* [Written instruction]:
Could you continue the mailing-list thread on error handling in the Userspace RCU library, starting right after its last line, the one that ends "or adding an assert."?

— start of Reading passage —

[lttng-dev] [rp] [RFC] Userspace RCU library internal error handling

Thu Jun 21 15:48:38 EDT 2012

* Josh Triplett (josh at joshtriplett.org) wrote:
> On Thu, Jun 21, 2012 at 03:03:06PM -0400, Mathieu Desnoyers wrote:
> > * Josh Triplett (josh at joshtriplett.org) wrote:
> > > On Thu, Jun 21, 2012 at 12:41:13PM -0400, Mathieu Desnoyers wrote:
> > > > Currently, liburcu calls "exit(-1)" upon internal consistency error.
> > > > This is not pretty, and usually frowned upon in libraries.
> > > 
> > > Agreed.
> > > 
> > > > One example of failure path where we use this is if pthread_mutex_lock()
> > > > would happen to fail within synchronize_rcu(). Clearly, this should
> > > > _never_ happen: it would typically be triggered only by memory
> > > > corruption (or other terrible things like that). That being said, we
> > > > clearly don't want to make "synchronize_rcu()" return errors like that
> > > > to the application, because it would complexify the application error
> > > > handling needlessly.
> > > 
> > > I think you can safely ignore any error conditions you know you can't
> > > trigger.  pthread_mutex_lock can only return an error under two
> > > conditions: an uninitialized mutex, or an error-checking mutex already
> > > locked by the current thread.  Neither of those can happen in this case.
> > > Given that, I'd suggest either calling pthread_mutex_lock and ignoring
> > > any possibility of error, or adding an assert.

— end of Reading passage —
— start of Extracted records —

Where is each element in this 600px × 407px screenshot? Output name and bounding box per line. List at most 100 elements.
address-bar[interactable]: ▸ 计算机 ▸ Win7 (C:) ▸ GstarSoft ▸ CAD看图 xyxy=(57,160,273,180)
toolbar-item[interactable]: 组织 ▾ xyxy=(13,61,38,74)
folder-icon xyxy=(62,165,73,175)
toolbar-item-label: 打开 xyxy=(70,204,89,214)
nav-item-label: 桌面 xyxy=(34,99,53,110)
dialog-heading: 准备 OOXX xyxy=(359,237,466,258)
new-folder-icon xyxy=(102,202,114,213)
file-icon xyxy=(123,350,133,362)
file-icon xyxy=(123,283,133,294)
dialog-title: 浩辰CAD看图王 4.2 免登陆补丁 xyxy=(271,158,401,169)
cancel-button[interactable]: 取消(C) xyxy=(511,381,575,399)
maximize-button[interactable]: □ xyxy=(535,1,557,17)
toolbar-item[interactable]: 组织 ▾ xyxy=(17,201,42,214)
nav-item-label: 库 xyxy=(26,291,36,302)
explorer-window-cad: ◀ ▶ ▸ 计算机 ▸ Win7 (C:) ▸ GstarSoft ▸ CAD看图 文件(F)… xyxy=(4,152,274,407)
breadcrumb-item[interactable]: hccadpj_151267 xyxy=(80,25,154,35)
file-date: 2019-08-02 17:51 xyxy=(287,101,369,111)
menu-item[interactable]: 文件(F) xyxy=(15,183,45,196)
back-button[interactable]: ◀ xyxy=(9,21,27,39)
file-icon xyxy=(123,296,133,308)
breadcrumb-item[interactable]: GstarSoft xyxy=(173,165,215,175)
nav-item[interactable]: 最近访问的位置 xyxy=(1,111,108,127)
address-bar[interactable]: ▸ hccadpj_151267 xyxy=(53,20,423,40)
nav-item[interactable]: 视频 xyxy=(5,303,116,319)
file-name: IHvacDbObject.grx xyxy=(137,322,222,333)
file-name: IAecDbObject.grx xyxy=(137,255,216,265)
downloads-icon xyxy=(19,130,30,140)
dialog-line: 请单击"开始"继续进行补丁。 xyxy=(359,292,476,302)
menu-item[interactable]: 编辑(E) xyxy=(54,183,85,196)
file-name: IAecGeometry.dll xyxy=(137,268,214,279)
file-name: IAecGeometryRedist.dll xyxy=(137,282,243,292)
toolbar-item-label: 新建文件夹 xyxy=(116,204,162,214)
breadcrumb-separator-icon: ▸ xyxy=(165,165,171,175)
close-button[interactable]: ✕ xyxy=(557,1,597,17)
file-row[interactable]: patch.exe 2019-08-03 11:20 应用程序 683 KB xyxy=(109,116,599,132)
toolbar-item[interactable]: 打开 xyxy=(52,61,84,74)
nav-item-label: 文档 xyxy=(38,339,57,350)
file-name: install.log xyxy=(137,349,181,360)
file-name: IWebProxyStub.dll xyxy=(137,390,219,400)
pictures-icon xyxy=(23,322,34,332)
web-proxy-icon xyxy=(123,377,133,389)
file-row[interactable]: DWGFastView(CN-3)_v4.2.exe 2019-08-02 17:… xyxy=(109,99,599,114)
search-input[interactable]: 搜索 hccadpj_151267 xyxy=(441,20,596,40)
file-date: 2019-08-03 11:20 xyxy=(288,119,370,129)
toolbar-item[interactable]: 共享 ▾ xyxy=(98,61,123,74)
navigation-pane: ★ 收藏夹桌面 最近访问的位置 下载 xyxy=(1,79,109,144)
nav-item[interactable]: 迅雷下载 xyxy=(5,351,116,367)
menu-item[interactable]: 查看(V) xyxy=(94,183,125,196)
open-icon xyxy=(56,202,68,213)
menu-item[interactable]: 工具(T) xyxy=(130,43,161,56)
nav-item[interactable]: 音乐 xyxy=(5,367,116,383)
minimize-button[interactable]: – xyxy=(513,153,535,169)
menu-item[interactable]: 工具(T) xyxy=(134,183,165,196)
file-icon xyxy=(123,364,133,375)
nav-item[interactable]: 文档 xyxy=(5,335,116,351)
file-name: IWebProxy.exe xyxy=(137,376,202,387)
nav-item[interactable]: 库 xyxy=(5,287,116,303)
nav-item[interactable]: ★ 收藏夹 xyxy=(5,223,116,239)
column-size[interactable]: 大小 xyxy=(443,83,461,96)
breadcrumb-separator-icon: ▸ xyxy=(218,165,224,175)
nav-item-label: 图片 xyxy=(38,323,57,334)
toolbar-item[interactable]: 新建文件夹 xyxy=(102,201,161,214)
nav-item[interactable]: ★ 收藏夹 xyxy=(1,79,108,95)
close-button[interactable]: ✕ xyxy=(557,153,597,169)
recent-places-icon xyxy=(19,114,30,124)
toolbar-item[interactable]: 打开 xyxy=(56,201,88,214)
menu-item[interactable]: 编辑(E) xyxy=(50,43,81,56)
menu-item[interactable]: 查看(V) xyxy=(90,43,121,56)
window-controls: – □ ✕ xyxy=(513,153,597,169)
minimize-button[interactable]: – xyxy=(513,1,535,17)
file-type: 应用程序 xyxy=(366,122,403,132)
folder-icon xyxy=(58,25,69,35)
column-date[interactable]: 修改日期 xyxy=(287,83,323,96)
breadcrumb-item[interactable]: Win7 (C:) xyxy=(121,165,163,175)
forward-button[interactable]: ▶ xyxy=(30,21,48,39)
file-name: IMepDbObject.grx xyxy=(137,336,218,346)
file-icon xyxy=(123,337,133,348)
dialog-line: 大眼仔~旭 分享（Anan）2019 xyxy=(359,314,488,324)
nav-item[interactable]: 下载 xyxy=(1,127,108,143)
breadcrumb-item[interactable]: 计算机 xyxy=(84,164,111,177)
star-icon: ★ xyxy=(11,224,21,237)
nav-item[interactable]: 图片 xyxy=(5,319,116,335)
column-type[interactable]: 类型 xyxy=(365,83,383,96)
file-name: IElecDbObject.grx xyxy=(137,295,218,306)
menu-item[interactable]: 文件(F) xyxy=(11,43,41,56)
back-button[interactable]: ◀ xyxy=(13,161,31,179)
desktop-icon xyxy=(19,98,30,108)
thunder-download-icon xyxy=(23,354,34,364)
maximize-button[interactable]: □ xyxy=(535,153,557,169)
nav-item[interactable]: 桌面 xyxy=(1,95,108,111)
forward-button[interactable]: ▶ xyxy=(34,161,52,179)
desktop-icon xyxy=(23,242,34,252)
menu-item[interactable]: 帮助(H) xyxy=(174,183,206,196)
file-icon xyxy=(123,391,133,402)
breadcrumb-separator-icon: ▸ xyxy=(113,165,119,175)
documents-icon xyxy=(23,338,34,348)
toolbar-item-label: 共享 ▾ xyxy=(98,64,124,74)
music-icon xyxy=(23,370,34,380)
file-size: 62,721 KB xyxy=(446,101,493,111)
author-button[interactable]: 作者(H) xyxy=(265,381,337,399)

— end of Extracted records —

* [Exercise response]:
> > > 
> > > > So instead of calling exit(-1), one possibility would be to do something
> > > > like this:
> > > > 
> > > > #include <signal.h>
> > > > #include <pthread.h>
> > > > #include <stdio.h>
> > > > 
> > > > #define urcu_die(fmt, ...)                      \
> > > >         do {    \
> > > >                 fprintf(stderr, fmt, ##__VA_ARGS__);    \
> > > >                 (void) pthread_kill(pthread_self(), SIGBUS);    \
> > > >         } while (0)
> > > > 
> > > > and call urcu_die(); in those "unrecoverable error" cases, instead of
> > > > calling exit(-1). Therefore, if an application chooses to trap those
> > > > signals, it can, which is otherwise not possible with a direct call to
> > > > exit().
> > > 
> > > It looks like you want to use signals as a kind of exception mechanism,
> > > to allow the application to clean up (though not to recover).  assert
> > > seems much clearer to me for "this can't happen" cases, and assert also
> > > generates a signal that the application can catch and clean up.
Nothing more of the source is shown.